-------- Extracted data

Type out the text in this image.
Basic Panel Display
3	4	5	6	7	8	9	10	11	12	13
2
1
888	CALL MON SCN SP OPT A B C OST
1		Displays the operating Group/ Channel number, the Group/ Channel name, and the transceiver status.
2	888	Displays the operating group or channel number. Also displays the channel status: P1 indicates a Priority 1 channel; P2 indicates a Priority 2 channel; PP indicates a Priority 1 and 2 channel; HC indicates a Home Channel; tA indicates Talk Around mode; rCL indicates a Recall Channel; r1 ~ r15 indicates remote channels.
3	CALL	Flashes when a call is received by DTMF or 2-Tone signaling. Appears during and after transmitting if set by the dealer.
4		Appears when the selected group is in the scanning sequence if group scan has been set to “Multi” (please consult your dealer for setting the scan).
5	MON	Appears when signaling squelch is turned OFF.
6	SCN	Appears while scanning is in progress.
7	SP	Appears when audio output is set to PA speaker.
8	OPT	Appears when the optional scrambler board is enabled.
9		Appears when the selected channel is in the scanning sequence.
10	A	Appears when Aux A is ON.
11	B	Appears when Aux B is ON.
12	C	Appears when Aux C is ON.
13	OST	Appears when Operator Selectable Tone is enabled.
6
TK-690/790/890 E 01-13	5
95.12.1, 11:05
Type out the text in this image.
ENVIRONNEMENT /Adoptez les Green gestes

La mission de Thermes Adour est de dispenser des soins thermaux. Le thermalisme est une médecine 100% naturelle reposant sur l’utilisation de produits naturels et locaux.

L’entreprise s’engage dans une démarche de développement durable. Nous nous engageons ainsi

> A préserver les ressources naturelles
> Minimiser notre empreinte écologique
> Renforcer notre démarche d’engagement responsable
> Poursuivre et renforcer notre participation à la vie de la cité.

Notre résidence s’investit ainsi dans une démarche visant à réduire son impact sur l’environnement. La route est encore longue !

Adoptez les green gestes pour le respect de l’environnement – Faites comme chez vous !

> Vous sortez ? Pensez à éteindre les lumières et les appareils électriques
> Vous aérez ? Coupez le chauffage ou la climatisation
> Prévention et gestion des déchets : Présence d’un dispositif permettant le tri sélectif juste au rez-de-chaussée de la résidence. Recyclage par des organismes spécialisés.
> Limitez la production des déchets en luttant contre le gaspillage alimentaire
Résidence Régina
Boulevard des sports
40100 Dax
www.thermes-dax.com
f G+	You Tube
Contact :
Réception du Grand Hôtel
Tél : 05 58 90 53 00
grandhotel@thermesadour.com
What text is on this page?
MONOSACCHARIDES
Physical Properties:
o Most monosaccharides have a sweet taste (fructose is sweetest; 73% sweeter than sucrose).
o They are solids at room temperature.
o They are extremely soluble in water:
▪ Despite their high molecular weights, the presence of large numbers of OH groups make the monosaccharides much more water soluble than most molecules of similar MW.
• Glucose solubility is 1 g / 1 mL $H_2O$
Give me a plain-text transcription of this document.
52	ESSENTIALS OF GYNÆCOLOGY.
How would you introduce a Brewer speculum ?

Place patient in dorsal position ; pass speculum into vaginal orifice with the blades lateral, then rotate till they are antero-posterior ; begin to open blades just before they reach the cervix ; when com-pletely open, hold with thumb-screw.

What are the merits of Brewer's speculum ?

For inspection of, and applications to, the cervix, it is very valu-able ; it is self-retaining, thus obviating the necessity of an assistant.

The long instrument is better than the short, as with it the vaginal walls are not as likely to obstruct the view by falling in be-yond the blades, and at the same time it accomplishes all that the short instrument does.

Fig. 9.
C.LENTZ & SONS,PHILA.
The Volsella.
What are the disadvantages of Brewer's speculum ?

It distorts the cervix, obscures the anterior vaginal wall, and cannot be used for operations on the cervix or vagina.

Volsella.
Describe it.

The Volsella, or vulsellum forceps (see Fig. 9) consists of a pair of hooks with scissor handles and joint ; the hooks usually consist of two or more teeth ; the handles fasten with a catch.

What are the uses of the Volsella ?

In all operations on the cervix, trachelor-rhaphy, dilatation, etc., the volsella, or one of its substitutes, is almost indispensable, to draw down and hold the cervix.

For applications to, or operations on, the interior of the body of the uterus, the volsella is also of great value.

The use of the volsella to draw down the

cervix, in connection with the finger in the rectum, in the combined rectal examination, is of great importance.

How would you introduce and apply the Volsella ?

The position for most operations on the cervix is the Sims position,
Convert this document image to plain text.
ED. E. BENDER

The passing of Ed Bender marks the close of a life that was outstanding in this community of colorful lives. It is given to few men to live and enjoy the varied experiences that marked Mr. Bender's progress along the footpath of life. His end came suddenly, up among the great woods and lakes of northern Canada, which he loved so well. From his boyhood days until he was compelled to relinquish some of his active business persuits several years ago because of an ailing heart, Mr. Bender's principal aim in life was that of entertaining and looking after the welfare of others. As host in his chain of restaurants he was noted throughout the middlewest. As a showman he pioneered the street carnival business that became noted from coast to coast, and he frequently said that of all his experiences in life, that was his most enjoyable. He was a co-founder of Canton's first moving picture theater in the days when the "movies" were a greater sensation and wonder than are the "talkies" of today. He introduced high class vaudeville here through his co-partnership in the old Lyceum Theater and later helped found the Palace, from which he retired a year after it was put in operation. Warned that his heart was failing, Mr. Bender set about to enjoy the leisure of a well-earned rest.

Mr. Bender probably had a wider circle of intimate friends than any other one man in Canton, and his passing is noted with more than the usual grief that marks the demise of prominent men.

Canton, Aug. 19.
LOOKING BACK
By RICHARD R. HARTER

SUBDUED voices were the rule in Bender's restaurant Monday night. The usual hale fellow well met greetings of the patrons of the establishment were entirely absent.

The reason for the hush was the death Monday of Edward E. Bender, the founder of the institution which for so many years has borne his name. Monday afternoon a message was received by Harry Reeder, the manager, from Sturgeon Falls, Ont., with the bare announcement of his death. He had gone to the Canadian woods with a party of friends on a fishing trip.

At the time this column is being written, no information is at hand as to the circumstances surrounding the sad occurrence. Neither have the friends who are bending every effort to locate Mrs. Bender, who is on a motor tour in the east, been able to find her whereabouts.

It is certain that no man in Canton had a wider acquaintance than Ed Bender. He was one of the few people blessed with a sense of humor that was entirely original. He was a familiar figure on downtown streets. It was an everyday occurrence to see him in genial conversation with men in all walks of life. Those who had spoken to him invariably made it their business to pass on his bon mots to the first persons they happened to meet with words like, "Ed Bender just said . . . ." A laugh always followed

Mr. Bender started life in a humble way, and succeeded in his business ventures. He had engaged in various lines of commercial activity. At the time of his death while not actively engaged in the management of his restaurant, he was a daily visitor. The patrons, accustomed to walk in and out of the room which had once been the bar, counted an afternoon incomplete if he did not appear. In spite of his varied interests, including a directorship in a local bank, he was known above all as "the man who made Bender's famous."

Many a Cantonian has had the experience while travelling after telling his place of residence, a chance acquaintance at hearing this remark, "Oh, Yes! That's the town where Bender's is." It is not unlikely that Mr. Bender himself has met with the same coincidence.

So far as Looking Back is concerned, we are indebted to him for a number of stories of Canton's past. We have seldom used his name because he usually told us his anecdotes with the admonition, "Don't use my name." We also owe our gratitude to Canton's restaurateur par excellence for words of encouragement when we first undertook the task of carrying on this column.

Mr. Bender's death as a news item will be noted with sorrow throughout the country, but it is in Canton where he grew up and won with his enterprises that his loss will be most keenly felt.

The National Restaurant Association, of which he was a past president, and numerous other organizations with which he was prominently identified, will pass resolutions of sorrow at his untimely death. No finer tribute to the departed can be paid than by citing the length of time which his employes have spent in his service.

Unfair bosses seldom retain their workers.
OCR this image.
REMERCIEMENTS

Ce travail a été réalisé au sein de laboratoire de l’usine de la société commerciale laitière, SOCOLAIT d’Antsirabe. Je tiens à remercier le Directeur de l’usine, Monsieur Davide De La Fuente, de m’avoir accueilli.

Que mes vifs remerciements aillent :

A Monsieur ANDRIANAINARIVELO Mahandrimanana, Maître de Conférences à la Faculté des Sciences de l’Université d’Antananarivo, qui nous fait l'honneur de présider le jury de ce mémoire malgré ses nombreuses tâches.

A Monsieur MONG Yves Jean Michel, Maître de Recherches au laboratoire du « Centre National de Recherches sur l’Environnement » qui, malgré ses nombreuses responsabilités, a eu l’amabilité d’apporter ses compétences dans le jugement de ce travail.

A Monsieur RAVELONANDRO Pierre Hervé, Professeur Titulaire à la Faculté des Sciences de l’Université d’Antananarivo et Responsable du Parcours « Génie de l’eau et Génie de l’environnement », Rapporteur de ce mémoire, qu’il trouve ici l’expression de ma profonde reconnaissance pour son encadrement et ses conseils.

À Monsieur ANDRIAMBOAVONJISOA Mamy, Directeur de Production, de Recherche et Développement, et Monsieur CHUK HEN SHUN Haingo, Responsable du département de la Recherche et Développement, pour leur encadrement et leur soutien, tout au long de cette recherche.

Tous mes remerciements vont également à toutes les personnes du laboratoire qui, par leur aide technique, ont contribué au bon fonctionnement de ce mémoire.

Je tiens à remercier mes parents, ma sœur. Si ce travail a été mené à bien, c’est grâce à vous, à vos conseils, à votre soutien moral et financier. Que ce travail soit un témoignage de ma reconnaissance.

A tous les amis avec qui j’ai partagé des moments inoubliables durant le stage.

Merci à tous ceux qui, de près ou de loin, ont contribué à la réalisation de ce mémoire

----------------

Task goal.
Filter the records above for "gestes" and copy every matching line.

Exercise solution.
ENVIRONNEMENT /Adoptez les Green gestes
Adoptez les green gestes pour le respect de l’environnement – Faites comme chez vous !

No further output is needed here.